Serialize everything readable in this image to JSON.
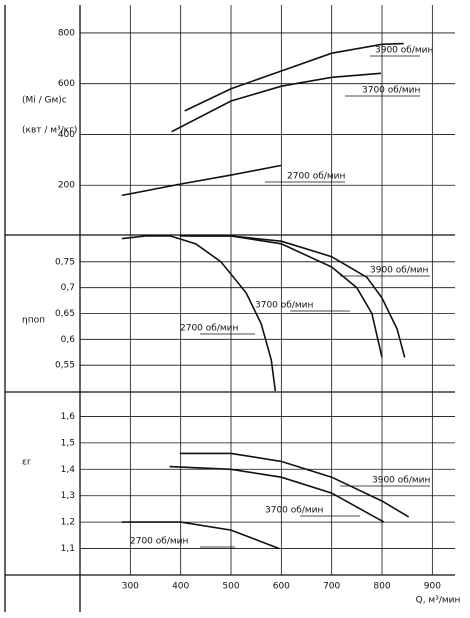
{
  "chart_data": [
    {
      "type": "line",
      "y_label": [
        "(Mi / Gм)с",
        "(квт / м³/кг)"
      ],
      "ylim": [
        0,
        910
      ],
      "yticks": [
        200,
        400,
        600,
        800
      ],
      "series": [
        {
          "name": "3900 об/мин",
          "color": "#111111",
          "x": [
            408,
            500,
            600,
            700,
            800,
            843
          ],
          "values": [
            493,
            580,
            650,
            720,
            755,
            758
          ]
        },
        {
          "name": "3700 об/мин",
          "color": "#111111",
          "x": [
            382,
            500,
            600,
            700,
            798
          ],
          "values": [
            411,
            532,
            590,
            625,
            641
          ]
        },
        {
          "name": "2700 об/мин",
          "color": "#111111",
          "x": [
            283,
            400,
            500,
            600
          ],
          "values": [
            160,
            205,
            240,
            278
          ]
        }
      ]
    },
    {
      "type": "line",
      "y_label": [
        "ηпоп"
      ],
      "ylim": [
        0.5,
        0.8
      ],
      "yticks": [
        {
          "value": 0.55,
          "label": "0,55"
        },
        {
          "value": 0.6,
          "label": "0,6"
        },
        {
          "value": 0.65,
          "label": "0,65"
        },
        {
          "value": 0.7,
          "label": "0,7"
        },
        {
          "value": 0.75,
          "label": "0,75"
        }
      ],
      "series": [
        {
          "name": "3900 об/мин",
          "color": "#111111",
          "x": [
            418,
            500,
            600,
            700,
            770,
            800,
            830,
            845
          ],
          "values": [
            0.8,
            0.8,
            0.79,
            0.76,
            0.72,
            0.68,
            0.62,
            0.565
          ]
        },
        {
          "name": "3700 об/мин",
          "color": "#111111",
          "x": [
            398,
            450,
            500,
            600,
            700,
            750,
            780,
            800
          ],
          "values": [
            0.8,
            0.8,
            0.8,
            0.785,
            0.74,
            0.7,
            0.65,
            0.565
          ]
        },
        {
          "name": "2700 об/мин",
          "color": "#111111",
          "x": [
            283,
            330,
            380,
            430,
            480,
            530,
            560,
            580,
            588
          ],
          "values": [
            0.795,
            0.8,
            0.8,
            0.785,
            0.75,
            0.69,
            0.63,
            0.56,
            0.5
          ]
        }
      ]
    },
    {
      "type": "line",
      "y_label": [
        "εr"
      ],
      "ylim": [
        1.0,
        1.7
      ],
      "yticks": [
        {
          "value": 1.1,
          "label": "1,1"
        },
        {
          "value": 1.2,
          "label": "1,2"
        },
        {
          "value": 1.3,
          "label": "1,3"
        },
        {
          "value": 1.4,
          "label": "1,4"
        },
        {
          "value": 1.5,
          "label": "1,5"
        },
        {
          "value": 1.6,
          "label": "1,6"
        }
      ],
      "xlim": [
        200,
        945
      ],
      "xticks": [
        300,
        400,
        500,
        600,
        700,
        800,
        900
      ],
      "x_label": "Q, м³/мин",
      "series": [
        {
          "name": "3900 об/мин",
          "color": "#111111",
          "x": [
            398,
            500,
            600,
            700,
            800,
            853
          ],
          "values": [
            1.46,
            1.46,
            1.43,
            1.37,
            1.28,
            1.22
          ]
        },
        {
          "name": "3700 об/мин",
          "color": "#111111",
          "x": [
            378,
            500,
            600,
            700,
            804
          ],
          "values": [
            1.41,
            1.4,
            1.37,
            1.31,
            1.2
          ]
        },
        {
          "name": "2700 об/мин",
          "color": "#111111",
          "x": [
            283,
            400,
            500,
            596
          ],
          "values": [
            1.2,
            1.2,
            1.17,
            1.1
          ]
        }
      ]
    }
  ]
}
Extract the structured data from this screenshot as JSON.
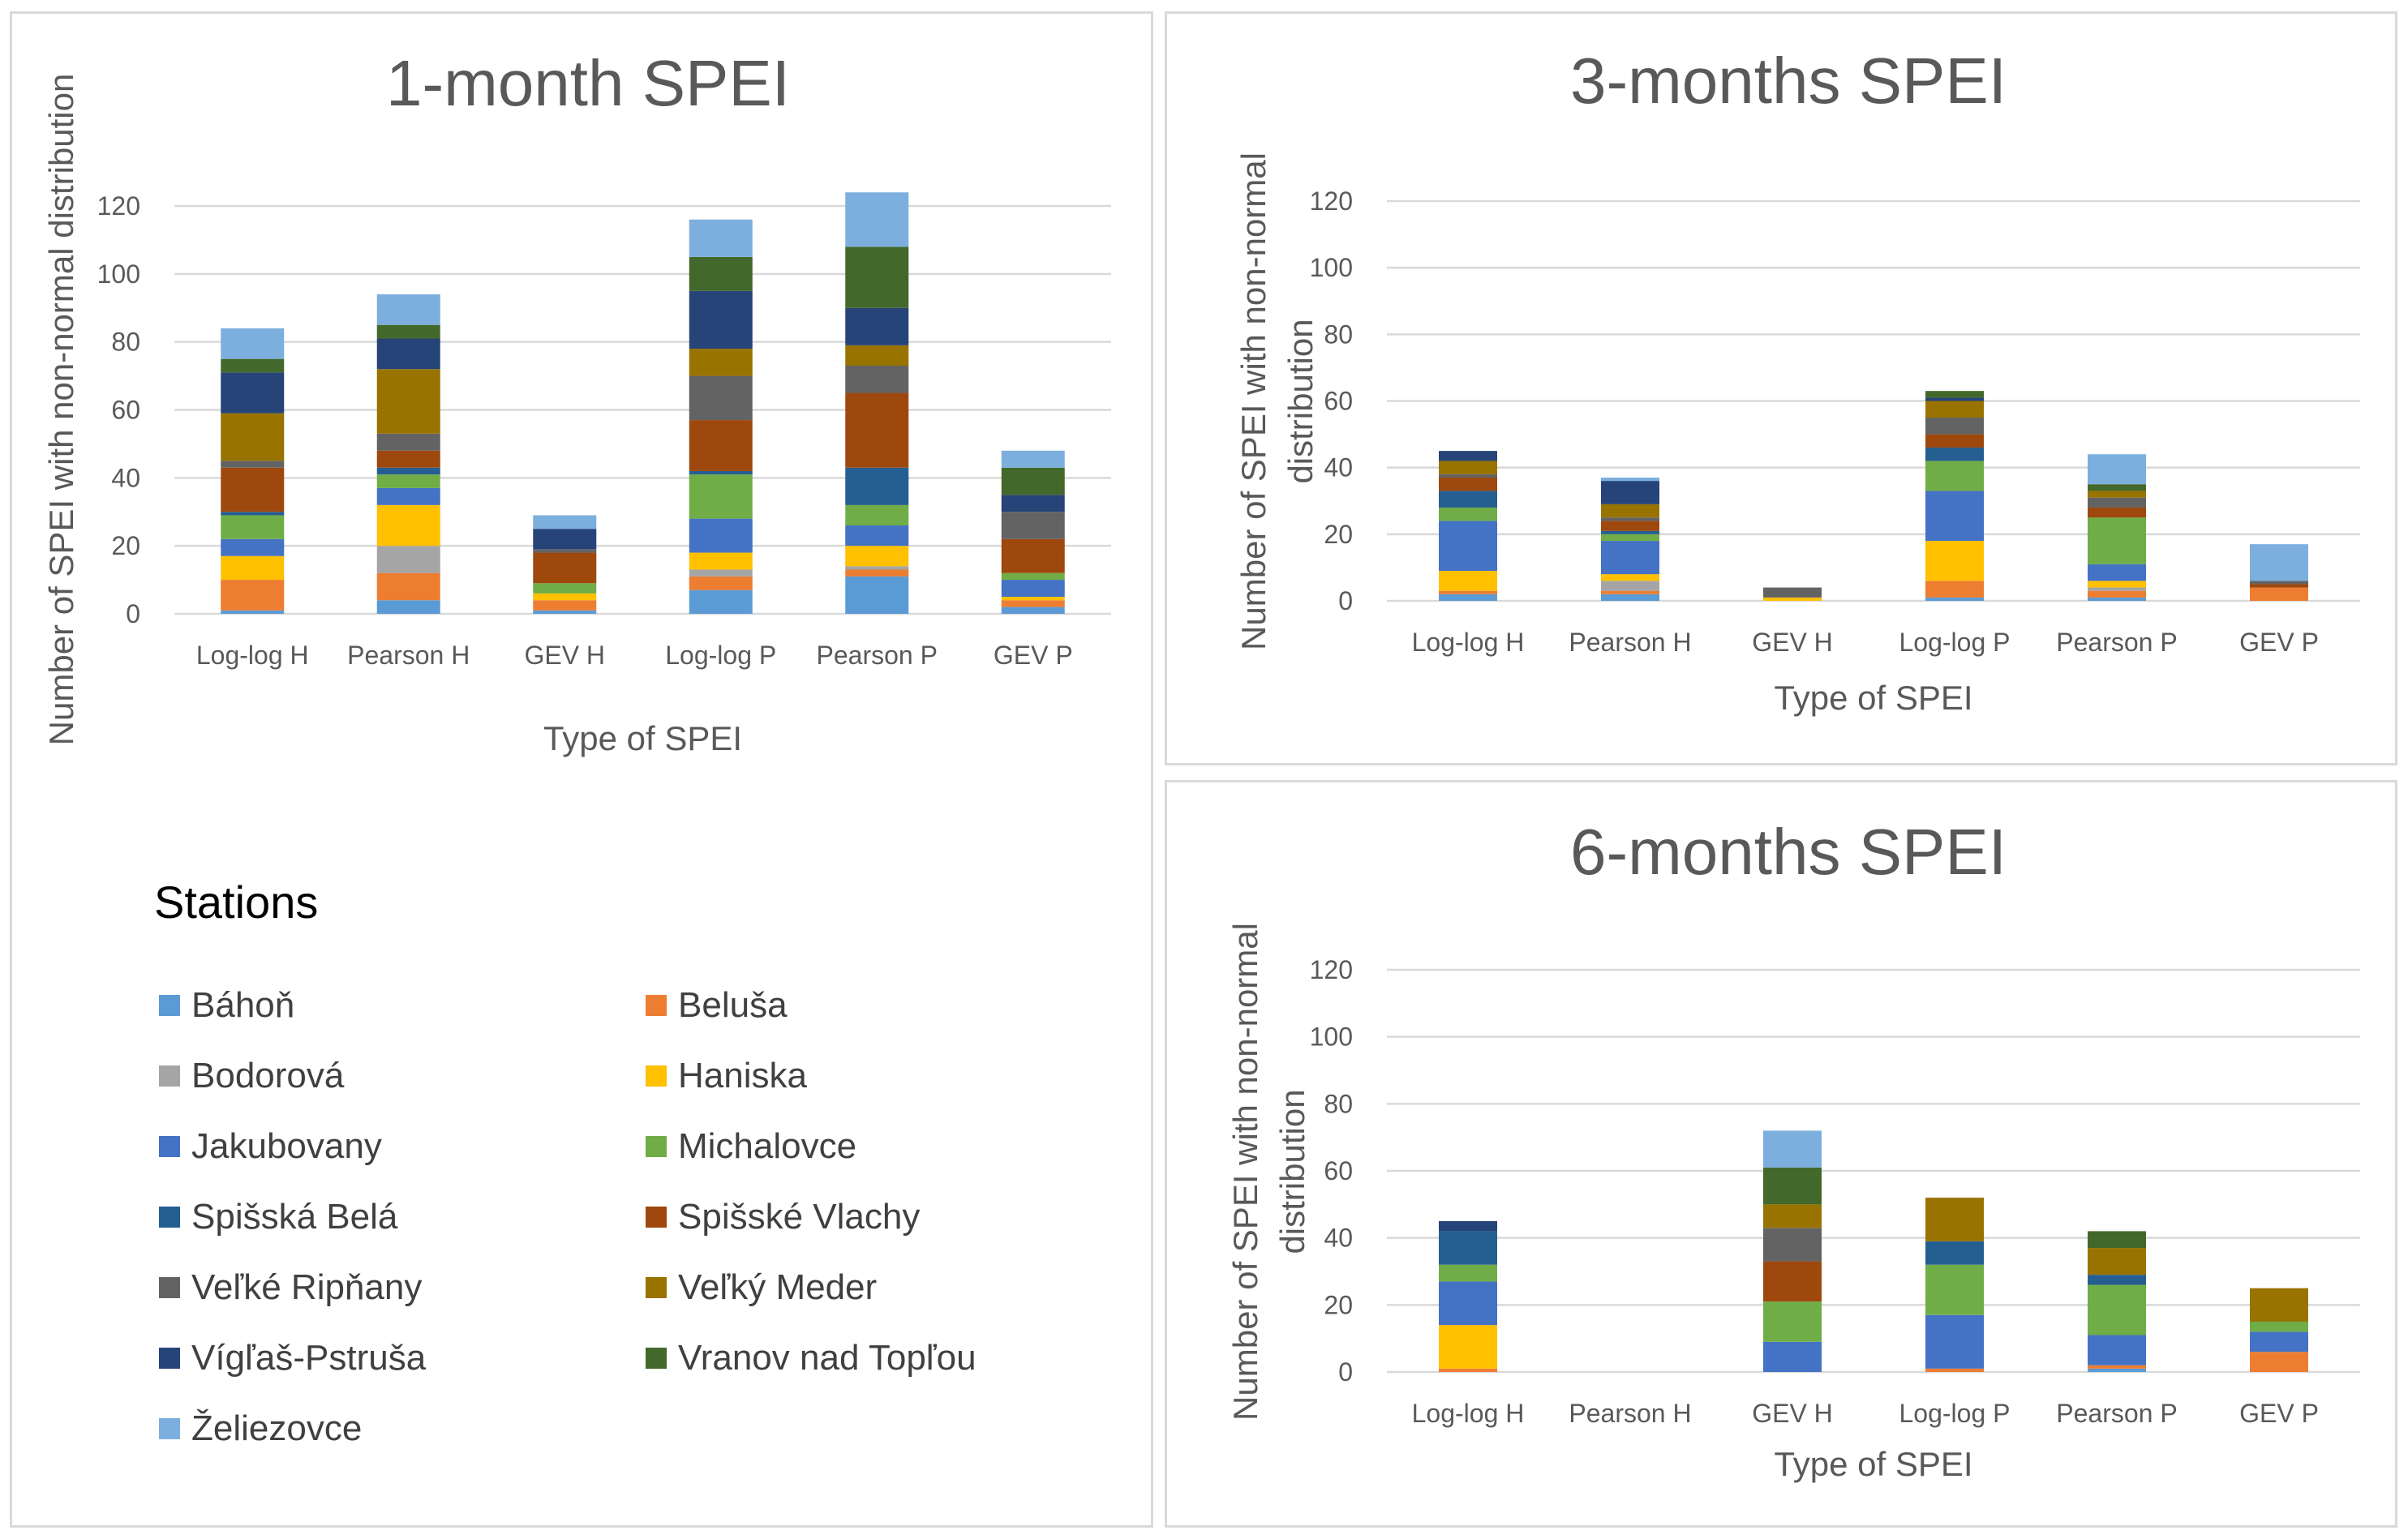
{
  "colors": {
    "Báhoň": "#5b9bd5",
    "Beluša": "#ed7d31",
    "Bodorová": "#a5a5a5",
    "Haniska": "#ffc000",
    "Jakubovany": "#4472c4",
    "Michalovce": "#70ad47",
    "Spišská Belá": "#255e91",
    "Spišské Vlachy": "#9e480e",
    "Veľké Ripňany": "#636363",
    "Veľký Meder": "#997300",
    "Vígľaš-Pstruša": "#264478",
    "Vranov nad Topľou": "#43682b",
    "Želiezovce": "#7cafdd"
  },
  "legend": {
    "title": "Stations",
    "items": [
      "Báhoň",
      "Beluša",
      "Bodorová",
      "Haniska",
      "Jakubovany",
      "Michalovce",
      "Spišská Belá",
      "Spišské Vlachy",
      "Veľké Ripňany",
      "Veľký Meder",
      "Vígľaš-Pstruša",
      "Vranov nad Topľou",
      "Želiezovce"
    ]
  },
  "chart_data": [
    {
      "type": "bar",
      "stacked": true,
      "title": "1-month SPEI",
      "xlabel": "Type of SPEI",
      "ylabel": "Number of SPEI with  non-normal distribution",
      "categories": [
        "Log-log H",
        "Pearson H",
        "GEV H",
        "Log-log P",
        "Pearson P",
        "GEV P"
      ],
      "ylim": [
        0,
        120
      ],
      "yticks": [
        "0",
        "20",
        "40",
        "60",
        "80",
        "100",
        "120"
      ],
      "series": [
        {
          "name": "Báhoň",
          "values": [
            1,
            4,
            1,
            7,
            11,
            2
          ]
        },
        {
          "name": "Beluša",
          "values": [
            9,
            8,
            3,
            4,
            2,
            2
          ]
        },
        {
          "name": "Bodorová",
          "values": [
            0,
            8,
            0,
            2,
            1,
            0
          ]
        },
        {
          "name": "Haniska",
          "values": [
            7,
            12,
            2,
            5,
            6,
            1
          ]
        },
        {
          "name": "Jakubovany",
          "values": [
            5,
            5,
            0,
            10,
            6,
            5
          ]
        },
        {
          "name": "Michalovce",
          "values": [
            7,
            4,
            3,
            13,
            6,
            2
          ]
        },
        {
          "name": "Spišská Belá",
          "values": [
            1,
            2,
            0,
            1,
            11,
            0
          ]
        },
        {
          "name": "Spišské Vlachy",
          "values": [
            13,
            5,
            9,
            15,
            22,
            10
          ]
        },
        {
          "name": "Veľké Ripňany",
          "values": [
            2,
            5,
            1,
            13,
            8,
            8
          ]
        },
        {
          "name": "Veľký Meder",
          "values": [
            14,
            19,
            0,
            8,
            6,
            0
          ]
        },
        {
          "name": "Vígľaš-Pstruša",
          "values": [
            12,
            9,
            6,
            17,
            11,
            5
          ]
        },
        {
          "name": "Vranov nad Topľou",
          "values": [
            4,
            4,
            0,
            10,
            18,
            8
          ]
        },
        {
          "name": "Želiezovce",
          "values": [
            9,
            9,
            4,
            11,
            16,
            5
          ]
        }
      ]
    },
    {
      "type": "bar",
      "stacked": true,
      "title": "3-months SPEI",
      "xlabel": "Type of SPEI",
      "ylabel": "Number of SPEI with  non-normal distribution",
      "categories": [
        "Log-log H",
        "Pearson H",
        "GEV H",
        "Log-log P",
        "Pearson P",
        "GEV P"
      ],
      "ylim": [
        0,
        120
      ],
      "yticks": [
        "0",
        "20",
        "40",
        "60",
        "80",
        "100",
        "120"
      ],
      "series": [
        {
          "name": "Báhoň",
          "values": [
            2,
            2,
            0,
            1,
            1,
            0
          ]
        },
        {
          "name": "Beluša",
          "values": [
            1,
            1,
            0,
            5,
            2,
            4
          ]
        },
        {
          "name": "Bodorová",
          "values": [
            0,
            3,
            0,
            0,
            1,
            0
          ]
        },
        {
          "name": "Haniska",
          "values": [
            6,
            2,
            1,
            12,
            2,
            0
          ]
        },
        {
          "name": "Jakubovany",
          "values": [
            15,
            10,
            0,
            15,
            5,
            0
          ]
        },
        {
          "name": "Michalovce",
          "values": [
            4,
            2,
            0,
            9,
            14,
            0
          ]
        },
        {
          "name": "Spišská Belá",
          "values": [
            5,
            1,
            0,
            4,
            0,
            0
          ]
        },
        {
          "name": "Spišské Vlachy",
          "values": [
            4,
            3,
            0,
            4,
            3,
            1
          ]
        },
        {
          "name": "Veľké Ripňany",
          "values": [
            1,
            1,
            3,
            5,
            3,
            1
          ]
        },
        {
          "name": "Veľký Meder",
          "values": [
            4,
            4,
            0,
            5,
            2,
            0
          ]
        },
        {
          "name": "Vígľaš-Pstruša",
          "values": [
            3,
            7,
            0,
            1,
            0,
            0
          ]
        },
        {
          "name": "Vranov nad Topľou",
          "values": [
            0,
            0,
            0,
            2,
            2,
            0
          ]
        },
        {
          "name": "Želiezovce",
          "values": [
            0,
            1,
            0,
            0,
            9,
            11
          ]
        }
      ]
    },
    {
      "type": "bar",
      "stacked": true,
      "title": "6-months SPEI",
      "xlabel": "Type of SPEI",
      "ylabel": "Number of SPEI with  non-normal distribution",
      "categories": [
        "Log-log H",
        "Pearson H",
        "GEV H",
        "Log-log P",
        "Pearson P",
        "GEV P"
      ],
      "ylim": [
        0,
        120
      ],
      "yticks": [
        "0",
        "20",
        "40",
        "60",
        "80",
        "100",
        "120"
      ],
      "series": [
        {
          "name": "Báhoň",
          "values": [
            0,
            0,
            0,
            0,
            1,
            0
          ]
        },
        {
          "name": "Beluša",
          "values": [
            1,
            0,
            0,
            1,
            1,
            6
          ]
        },
        {
          "name": "Bodorová",
          "values": [
            0,
            0,
            0,
            0,
            0,
            0
          ]
        },
        {
          "name": "Haniska",
          "values": [
            13,
            0,
            0,
            0,
            0,
            0
          ]
        },
        {
          "name": "Jakubovany",
          "values": [
            13,
            0,
            9,
            16,
            9,
            6
          ]
        },
        {
          "name": "Michalovce",
          "values": [
            5,
            0,
            12,
            15,
            15,
            3
          ]
        },
        {
          "name": "Spišská Belá",
          "values": [
            10,
            0,
            0,
            7,
            3,
            0
          ]
        },
        {
          "name": "Spišské Vlachy",
          "values": [
            0,
            0,
            12,
            0,
            0,
            0
          ]
        },
        {
          "name": "Veľké Ripňany",
          "values": [
            0,
            0,
            10,
            0,
            0,
            0
          ]
        },
        {
          "name": "Veľký Meder",
          "values": [
            0,
            0,
            7,
            13,
            8,
            10
          ]
        },
        {
          "name": "Vígľaš-Pstruša",
          "values": [
            3,
            0,
            0,
            0,
            0,
            0
          ]
        },
        {
          "name": "Vranov nad Topľou",
          "values": [
            0,
            0,
            11,
            0,
            5,
            0
          ]
        },
        {
          "name": "Želiezovce",
          "values": [
            0,
            0,
            11,
            0,
            0,
            0
          ]
        }
      ]
    }
  ]
}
_ _ _ _ _ _ _
Set problem:
Report how many lines in the listing include the word "months". Give nothing but the count.

Response below:
2